** start **
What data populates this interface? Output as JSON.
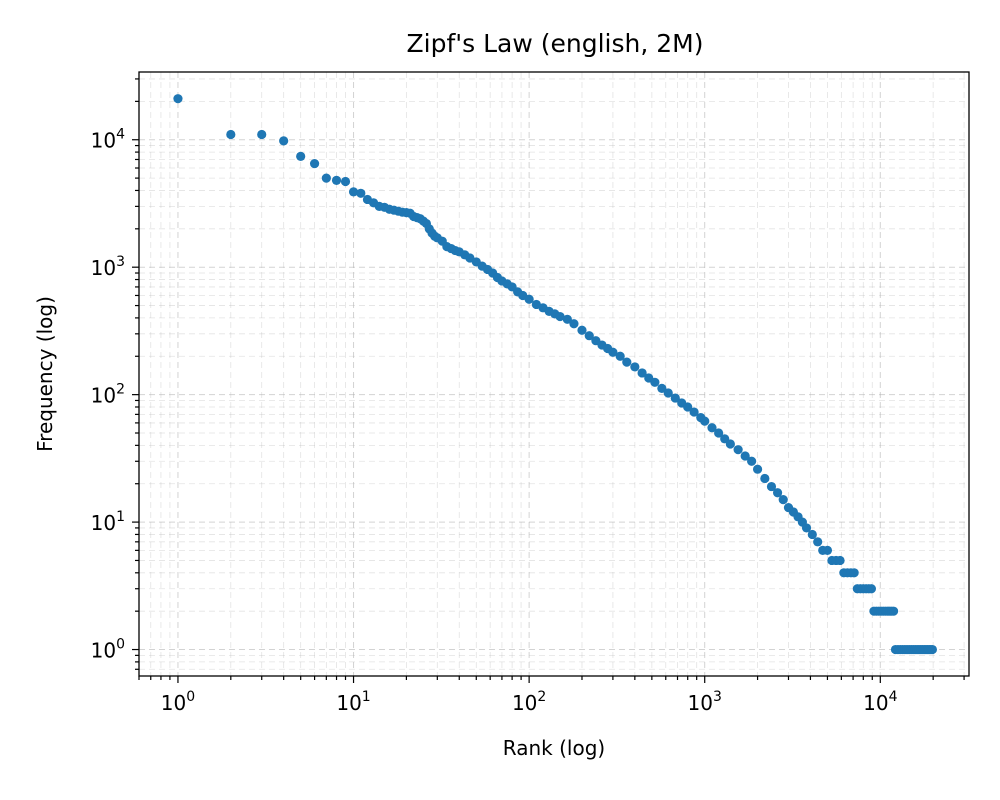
{
  "chart_data": {
    "type": "scatter",
    "title": "Zipf's Law (english, 2M)",
    "xlabel": "Rank (log)",
    "ylabel": "Frequency (log)",
    "xscale": "log",
    "yscale": "log",
    "xlim": [
      0.6,
      32000
    ],
    "ylim": [
      0.62,
      34000
    ],
    "grid": true,
    "color": "#1f77b4",
    "x_ticks": [
      {
        "base": "10",
        "exp": "0",
        "value": 1
      },
      {
        "base": "10",
        "exp": "1",
        "value": 10
      },
      {
        "base": "10",
        "exp": "2",
        "value": 100
      },
      {
        "base": "10",
        "exp": "3",
        "value": 1000
      },
      {
        "base": "10",
        "exp": "4",
        "value": 10000
      }
    ],
    "y_ticks": [
      {
        "base": "10",
        "exp": "0",
        "value": 1
      },
      {
        "base": "10",
        "exp": "1",
        "value": 10
      },
      {
        "base": "10",
        "exp": "2",
        "value": 100
      },
      {
        "base": "10",
        "exp": "3",
        "value": 1000
      },
      {
        "base": "10",
        "exp": "4",
        "value": 10000
      }
    ],
    "points": [
      [
        1,
        21000
      ],
      [
        2,
        11000
      ],
      [
        3,
        11000
      ],
      [
        4,
        9800
      ],
      [
        5,
        7400
      ],
      [
        6,
        6500
      ],
      [
        7,
        5000
      ],
      [
        8,
        4800
      ],
      [
        9,
        4700
      ],
      [
        10,
        3900
      ],
      [
        11,
        3800
      ],
      [
        12,
        3400
      ],
      [
        13,
        3200
      ],
      [
        14,
        3000
      ],
      [
        15,
        2950
      ],
      [
        16,
        2850
      ],
      [
        17,
        2800
      ],
      [
        18,
        2750
      ],
      [
        19,
        2700
      ],
      [
        20,
        2680
      ],
      [
        21,
        2650
      ],
      [
        22,
        2500
      ],
      [
        23,
        2450
      ],
      [
        24,
        2400
      ],
      [
        25,
        2300
      ],
      [
        26,
        2200
      ],
      [
        27,
        2000
      ],
      [
        28,
        1850
      ],
      [
        29,
        1750
      ],
      [
        30,
        1700
      ],
      [
        32,
        1600
      ],
      [
        34,
        1450
      ],
      [
        36,
        1400
      ],
      [
        38,
        1350
      ],
      [
        40,
        1320
      ],
      [
        43,
        1250
      ],
      [
        46,
        1180
      ],
      [
        50,
        1100
      ],
      [
        54,
        1020
      ],
      [
        58,
        960
      ],
      [
        62,
        900
      ],
      [
        66,
        830
      ],
      [
        70,
        780
      ],
      [
        75,
        740
      ],
      [
        80,
        700
      ],
      [
        86,
        640
      ],
      [
        92,
        600
      ],
      [
        100,
        560
      ],
      [
        110,
        510
      ],
      [
        120,
        480
      ],
      [
        130,
        450
      ],
      [
        140,
        430
      ],
      [
        150,
        410
      ],
      [
        165,
        390
      ],
      [
        180,
        360
      ],
      [
        200,
        320
      ],
      [
        220,
        290
      ],
      [
        240,
        265
      ],
      [
        260,
        245
      ],
      [
        280,
        230
      ],
      [
        300,
        215
      ],
      [
        330,
        200
      ],
      [
        360,
        180
      ],
      [
        400,
        165
      ],
      [
        440,
        148
      ],
      [
        480,
        135
      ],
      [
        520,
        125
      ],
      [
        570,
        112
      ],
      [
        620,
        103
      ],
      [
        680,
        94
      ],
      [
        740,
        86
      ],
      [
        800,
        80
      ],
      [
        870,
        73
      ],
      [
        950,
        66
      ],
      [
        1000,
        62
      ],
      [
        1100,
        55
      ],
      [
        1200,
        50
      ],
      [
        1300,
        45
      ],
      [
        1400,
        41
      ],
      [
        1550,
        37
      ],
      [
        1700,
        33
      ],
      [
        1850,
        30
      ],
      [
        2000,
        26
      ],
      [
        2200,
        22
      ],
      [
        2400,
        19
      ],
      [
        2600,
        17
      ],
      [
        2800,
        15
      ],
      [
        3000,
        13
      ],
      [
        3200,
        12
      ],
      [
        3400,
        11
      ],
      [
        3600,
        10
      ],
      [
        3800,
        9
      ],
      [
        4100,
        8
      ],
      [
        4400,
        7
      ],
      [
        4700,
        6
      ],
      [
        5000,
        6
      ],
      [
        5300,
        5
      ],
      [
        5600,
        5
      ],
      [
        5900,
        5
      ],
      [
        6200,
        4
      ],
      [
        6500,
        4
      ],
      [
        6800,
        4
      ],
      [
        7100,
        4
      ],
      [
        7400,
        3
      ],
      [
        7700,
        3
      ],
      [
        8000,
        3
      ],
      [
        8300,
        3
      ],
      [
        8600,
        3
      ],
      [
        8900,
        3
      ],
      [
        9200,
        2
      ],
      [
        9500,
        2
      ],
      [
        9800,
        2
      ],
      [
        10100,
        2
      ],
      [
        10400,
        2
      ],
      [
        10700,
        2
      ],
      [
        11000,
        2
      ],
      [
        11300,
        2
      ],
      [
        11600,
        2
      ],
      [
        11900,
        2
      ],
      [
        12200,
        1
      ],
      [
        12600,
        1
      ],
      [
        13000,
        1
      ],
      [
        13400,
        1
      ],
      [
        13800,
        1
      ],
      [
        14200,
        1
      ],
      [
        14600,
        1
      ],
      [
        15000,
        1
      ],
      [
        15400,
        1
      ],
      [
        15800,
        1
      ],
      [
        16200,
        1
      ],
      [
        16600,
        1
      ],
      [
        17000,
        1
      ],
      [
        17400,
        1
      ],
      [
        17800,
        1
      ],
      [
        18200,
        1
      ],
      [
        18600,
        1
      ],
      [
        19000,
        1
      ],
      [
        19400,
        1
      ],
      [
        19800,
        1
      ]
    ]
  }
}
** end **
Copy the whole listing above word for word but do not carry over the pictures.

What data populates this interface? Output as JSON.
{
  "chart_data": {
    "type": "scatter",
    "title": "Zipf's Law (english, 2M)",
    "xlabel": "Rank (log)",
    "ylabel": "Frequency (log)",
    "xscale": "log",
    "yscale": "log",
    "xlim": [
      0.6,
      32000
    ],
    "ylim": [
      0.62,
      34000
    ],
    "grid": true,
    "color": "#1f77b4",
    "x_ticks": [
      {
        "base": "10",
        "exp": "0",
        "value": 1
      },
      {
        "base": "10",
        "exp": "1",
        "value": 10
      },
      {
        "base": "10",
        "exp": "2",
        "value": 100
      },
      {
        "base": "10",
        "exp": "3",
        "value": 1000
      },
      {
        "base": "10",
        "exp": "4",
        "value": 10000
      }
    ],
    "y_ticks": [
      {
        "base": "10",
        "exp": "0",
        "value": 1
      },
      {
        "base": "10",
        "exp": "1",
        "value": 10
      },
      {
        "base": "10",
        "exp": "2",
        "value": 100
      },
      {
        "base": "10",
        "exp": "3",
        "value": 1000
      },
      {
        "base": "10",
        "exp": "4",
        "value": 10000
      }
    ],
    "points": [
      [
        1,
        21000
      ],
      [
        2,
        11000
      ],
      [
        3,
        11000
      ],
      [
        4,
        9800
      ],
      [
        5,
        7400
      ],
      [
        6,
        6500
      ],
      [
        7,
        5000
      ],
      [
        8,
        4800
      ],
      [
        9,
        4700
      ],
      [
        10,
        3900
      ],
      [
        11,
        3800
      ],
      [
        12,
        3400
      ],
      [
        13,
        3200
      ],
      [
        14,
        3000
      ],
      [
        15,
        2950
      ],
      [
        16,
        2850
      ],
      [
        17,
        2800
      ],
      [
        18,
        2750
      ],
      [
        19,
        2700
      ],
      [
        20,
        2680
      ],
      [
        21,
        2650
      ],
      [
        22,
        2500
      ],
      [
        23,
        2450
      ],
      [
        24,
        2400
      ],
      [
        25,
        2300
      ],
      [
        26,
        2200
      ],
      [
        27,
        2000
      ],
      [
        28,
        1850
      ],
      [
        29,
        1750
      ],
      [
        30,
        1700
      ],
      [
        32,
        1600
      ],
      [
        34,
        1450
      ],
      [
        36,
        1400
      ],
      [
        38,
        1350
      ],
      [
        40,
        1320
      ],
      [
        43,
        1250
      ],
      [
        46,
        1180
      ],
      [
        50,
        1100
      ],
      [
        54,
        1020
      ],
      [
        58,
        960
      ],
      [
        62,
        900
      ],
      [
        66,
        830
      ],
      [
        70,
        780
      ],
      [
        75,
        740
      ],
      [
        80,
        700
      ],
      [
        86,
        640
      ],
      [
        92,
        600
      ],
      [
        100,
        560
      ],
      [
        110,
        510
      ],
      [
        120,
        480
      ],
      [
        130,
        450
      ],
      [
        140,
        430
      ],
      [
        150,
        410
      ],
      [
        165,
        390
      ],
      [
        180,
        360
      ],
      [
        200,
        320
      ],
      [
        220,
        290
      ],
      [
        240,
        265
      ],
      [
        260,
        245
      ],
      [
        280,
        230
      ],
      [
        300,
        215
      ],
      [
        330,
        200
      ],
      [
        360,
        180
      ],
      [
        400,
        165
      ],
      [
        440,
        148
      ],
      [
        480,
        135
      ],
      [
        520,
        125
      ],
      [
        570,
        112
      ],
      [
        620,
        103
      ],
      [
        680,
        94
      ],
      [
        740,
        86
      ],
      [
        800,
        80
      ],
      [
        870,
        73
      ],
      [
        950,
        66
      ],
      [
        1000,
        62
      ],
      [
        1100,
        55
      ],
      [
        1200,
        50
      ],
      [
        1300,
        45
      ],
      [
        1400,
        41
      ],
      [
        1550,
        37
      ],
      [
        1700,
        33
      ],
      [
        1850,
        30
      ],
      [
        2000,
        26
      ],
      [
        2200,
        22
      ],
      [
        2400,
        19
      ],
      [
        2600,
        17
      ],
      [
        2800,
        15
      ],
      [
        3000,
        13
      ],
      [
        3200,
        12
      ],
      [
        3400,
        11
      ],
      [
        3600,
        10
      ],
      [
        3800,
        9
      ],
      [
        4100,
        8
      ],
      [
        4400,
        7
      ],
      [
        4700,
        6
      ],
      [
        5000,
        6
      ],
      [
        5300,
        5
      ],
      [
        5600,
        5
      ],
      [
        5900,
        5
      ],
      [
        6200,
        4
      ],
      [
        6500,
        4
      ],
      [
        6800,
        4
      ],
      [
        7100,
        4
      ],
      [
        7400,
        3
      ],
      [
        7700,
        3
      ],
      [
        8000,
        3
      ],
      [
        8300,
        3
      ],
      [
        8600,
        3
      ],
      [
        8900,
        3
      ],
      [
        9200,
        2
      ],
      [
        9500,
        2
      ],
      [
        9800,
        2
      ],
      [
        10100,
        2
      ],
      [
        10400,
        2
      ],
      [
        10700,
        2
      ],
      [
        11000,
        2
      ],
      [
        11300,
        2
      ],
      [
        11600,
        2
      ],
      [
        11900,
        2
      ],
      [
        12200,
        1
      ],
      [
        12600,
        1
      ],
      [
        13000,
        1
      ],
      [
        13400,
        1
      ],
      [
        13800,
        1
      ],
      [
        14200,
        1
      ],
      [
        14600,
        1
      ],
      [
        15000,
        1
      ],
      [
        15400,
        1
      ],
      [
        15800,
        1
      ],
      [
        16200,
        1
      ],
      [
        16600,
        1
      ],
      [
        17000,
        1
      ],
      [
        17400,
        1
      ],
      [
        17800,
        1
      ],
      [
        18200,
        1
      ],
      [
        18600,
        1
      ],
      [
        19000,
        1
      ],
      [
        19400,
        1
      ],
      [
        19800,
        1
      ]
    ]
  }
}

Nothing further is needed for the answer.